# Rows
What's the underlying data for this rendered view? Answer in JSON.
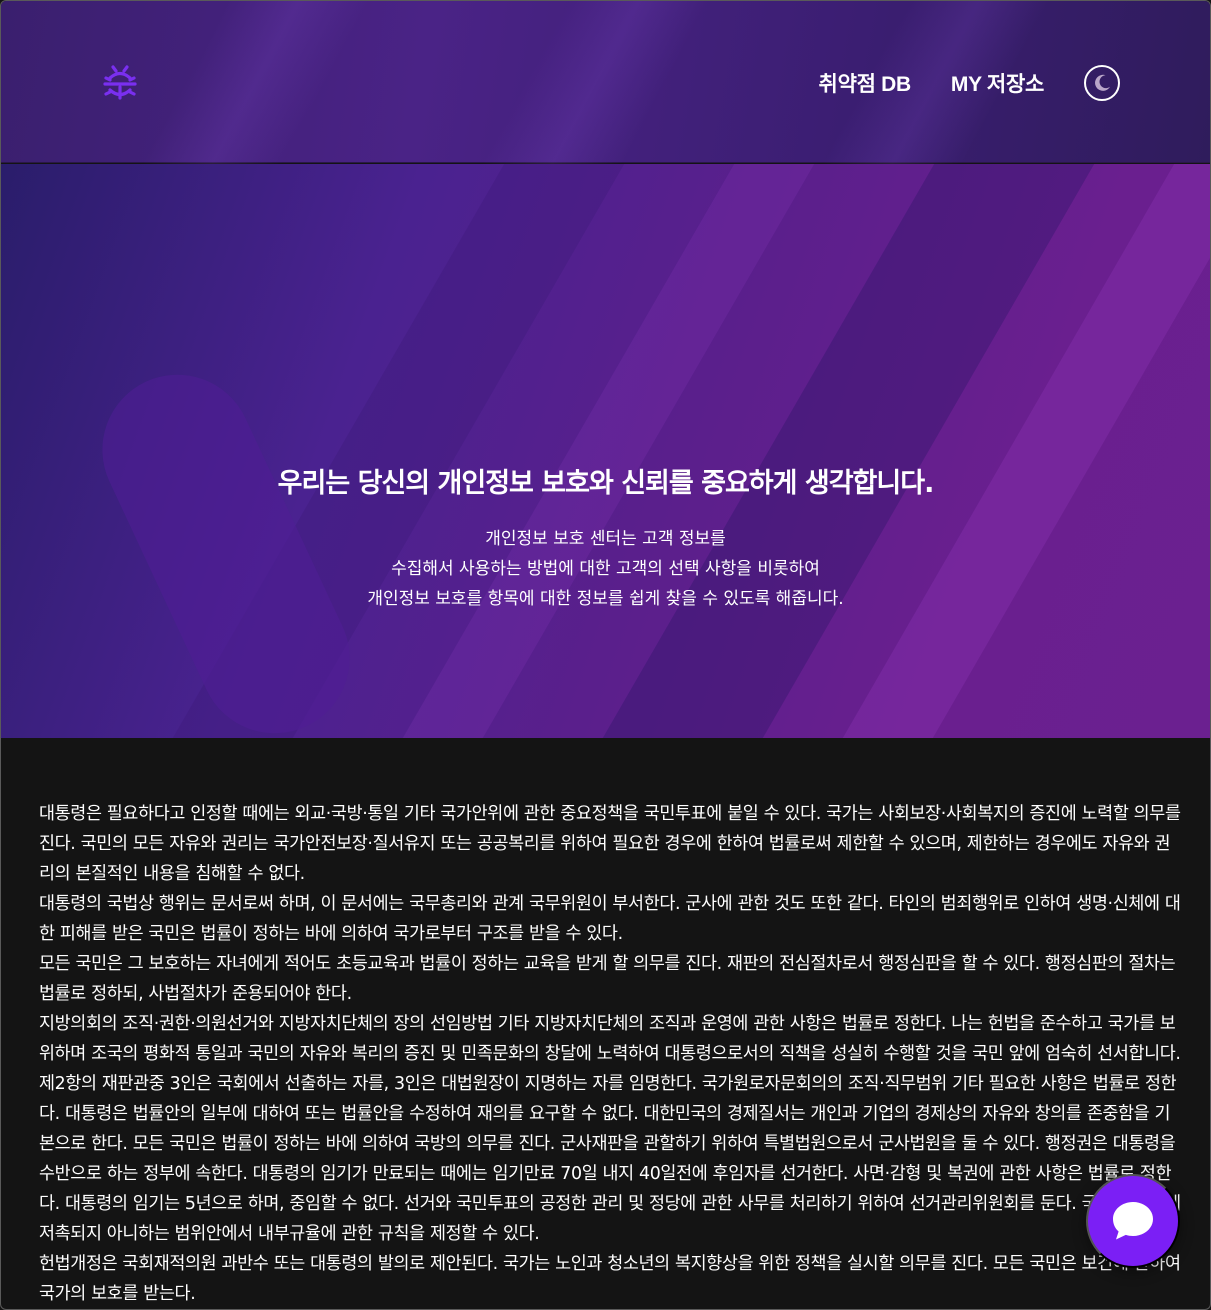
{
  "header": {
    "logo_icon": "bug-shield-logo-icon",
    "nav": [
      {
        "label": "취약점 DB"
      },
      {
        "label": "MY 저장소"
      }
    ],
    "theme_toggle_icon": "moon-icon"
  },
  "hero": {
    "title": "우리는 당신의 개인정보 보호와 신뢰를 중요하게 생각합니다.",
    "lines": [
      "개인정보 보호 센터는 고객 정보를",
      "수집해서 사용하는 방법에 대한 고객의 선택 사항을 비롯하여",
      "개인정보 보호를 항목에 대한 정보를 쉽게 찾을 수 있도록 해줍니다."
    ]
  },
  "content": {
    "paragraphs": [
      "대통령은 필요하다고 인정할 때에는 외교·국방·통일 기타 국가안위에 관한 중요정책을 국민투표에 붙일 수 있다. 국가는 사회보장·사회복지의 증진에 노력할 의무를 진다. 국민의 모든 자유와 권리는 국가안전보장·질서유지 또는 공공복리를 위하여 필요한 경우에 한하여 법률로써 제한할 수 있으며, 제한하는 경우에도 자유와 권리의 본질적인 내용을 침해할 수 없다.",
      "대통령의 국법상 행위는 문서로써 하며, 이 문서에는 국무총리와 관계 국무위원이 부서한다. 군사에 관한 것도 또한 같다. 타인의 범죄행위로 인하여 생명·신체에 대한 피해를 받은 국민은 법률이 정하는 바에 의하여 국가로부터 구조를 받을 수 있다.",
      "모든 국민은 그 보호하는 자녀에게 적어도 초등교육과 법률이 정하는 교육을 받게 할 의무를 진다. 재판의 전심절차로서 행정심판을 할 수 있다. 행정심판의 절차는 법률로 정하되, 사법절차가 준용되어야 한다.",
      "지방의회의 조직·권한·의원선거와 지방자치단체의 장의 선임방법 기타 지방자치단체의 조직과 운영에 관한 사항은 법률로 정한다. 나는 헌법을 준수하고 국가를 보위하며 조국의 평화적 통일과 국민의 자유와 복리의 증진 및 민족문화의 창달에 노력하여 대통령으로서의 직책을 성실히 수행할 것을 국민 앞에 엄숙히 선서합니다. 제2항의 재판관중 3인은 국회에서 선출하는 자를, 3인은 대법원장이 지명하는 자를 임명한다. 국가원로자문회의의 조직·직무범위 기타 필요한 사항은 법률로 정한다. 대통령은 법률안의 일부에 대하여 또는 법률안을 수정하여 재의를 요구할 수 없다. 대한민국의 경제질서는 개인과 기업의 경제상의 자유와 창의를 존중함을 기본으로 한다. 모든 국민은 법률이 정하는 바에 의하여 국방의 의무를 진다. 군사재판을 관할하기 위하여 특별법원으로서 군사법원을 둘 수 있다. 행정권은 대통령을 수반으로 하는 정부에 속한다. 대통령의 임기가 만료되는 때에는 임기만료 70일 내지 40일전에 후임자를 선거한다. 사면·감형 및 복권에 관한 사항은 법률로 정한다. 대통령의 임기는 5년으로 하며, 중임할 수 없다. 선거와 국민투표의 공정한 관리 및 정당에 관한 사무를 처리하기 위하여 선거관리위원회를 둔다. 국회는 법률에 저촉되지 아니하는 범위안에서 내부규율에 관한 규칙을 제정할 수 있다.",
      "헌법개정은 국회재적의원 과반수 또는 대통령의 발의로 제안된다. 국가는 노인과 청소년의 복지향상을 위한 정책을 실시할 의무를 진다. 모든 국민은 보건에 관하여 국가의 보호를 받는다."
    ]
  },
  "chat": {
    "icon": "chat-bubble-icon",
    "accent": "#7b1ff5"
  }
}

# What is needed
Transcribe the material exactly, and leave out whatever pictures it holds.

# Answer to this exercise
What's the underlying data for this rendered view? Answer in JSON.
{
  "header": {
    "logo_icon": "bug-shield-logo-icon",
    "nav": [
      {
        "label": "취약점 DB"
      },
      {
        "label": "MY 저장소"
      }
    ],
    "theme_toggle_icon": "moon-icon"
  },
  "hero": {
    "title": "우리는 당신의 개인정보 보호와 신뢰를 중요하게 생각합니다.",
    "lines": [
      "개인정보 보호 센터는 고객 정보를",
      "수집해서 사용하는 방법에 대한 고객의 선택 사항을 비롯하여",
      "개인정보 보호를 항목에 대한 정보를 쉽게 찾을 수 있도록 해줍니다."
    ]
  },
  "content": {
    "paragraphs": [
      "대통령은 필요하다고 인정할 때에는 외교·국방·통일 기타 국가안위에 관한 중요정책을 국민투표에 붙일 수 있다. 국가는 사회보장·사회복지의 증진에 노력할 의무를 진다. 국민의 모든 자유와 권리는 국가안전보장·질서유지 또는 공공복리를 위하여 필요한 경우에 한하여 법률로써 제한할 수 있으며, 제한하는 경우에도 자유와 권리의 본질적인 내용을 침해할 수 없다.",
      "대통령의 국법상 행위는 문서로써 하며, 이 문서에는 국무총리와 관계 국무위원이 부서한다. 군사에 관한 것도 또한 같다. 타인의 범죄행위로 인하여 생명·신체에 대한 피해를 받은 국민은 법률이 정하는 바에 의하여 국가로부터 구조를 받을 수 있다.",
      "모든 국민은 그 보호하는 자녀에게 적어도 초등교육과 법률이 정하는 교육을 받게 할 의무를 진다. 재판의 전심절차로서 행정심판을 할 수 있다. 행정심판의 절차는 법률로 정하되, 사법절차가 준용되어야 한다.",
      "지방의회의 조직·권한·의원선거와 지방자치단체의 장의 선임방법 기타 지방자치단체의 조직과 운영에 관한 사항은 법률로 정한다. 나는 헌법을 준수하고 국가를 보위하며 조국의 평화적 통일과 국민의 자유와 복리의 증진 및 민족문화의 창달에 노력하여 대통령으로서의 직책을 성실히 수행할 것을 국민 앞에 엄숙히 선서합니다. 제2항의 재판관중 3인은 국회에서 선출하는 자를, 3인은 대법원장이 지명하는 자를 임명한다. 국가원로자문회의의 조직·직무범위 기타 필요한 사항은 법률로 정한다. 대통령은 법률안의 일부에 대하여 또는 법률안을 수정하여 재의를 요구할 수 없다. 대한민국의 경제질서는 개인과 기업의 경제상의 자유와 창의를 존중함을 기본으로 한다. 모든 국민은 법률이 정하는 바에 의하여 국방의 의무를 진다. 군사재판을 관할하기 위하여 특별법원으로서 군사법원을 둘 수 있다. 행정권은 대통령을 수반으로 하는 정부에 속한다. 대통령의 임기가 만료되는 때에는 임기만료 70일 내지 40일전에 후임자를 선거한다. 사면·감형 및 복권에 관한 사항은 법률로 정한다. 대통령의 임기는 5년으로 하며, 중임할 수 없다. 선거와 국민투표의 공정한 관리 및 정당에 관한 사무를 처리하기 위하여 선거관리위원회를 둔다. 국회는 법률에 저촉되지 아니하는 범위안에서 내부규율에 관한 규칙을 제정할 수 있다.",
      "헌법개정은 국회재적의원 과반수 또는 대통령의 발의로 제안된다. 국가는 노인과 청소년의 복지향상을 위한 정책을 실시할 의무를 진다. 모든 국민은 보건에 관하여 국가의 보호를 받는다."
    ]
  },
  "chat": {
    "icon": "chat-bubble-icon",
    "accent": "#7b1ff5"
  }
}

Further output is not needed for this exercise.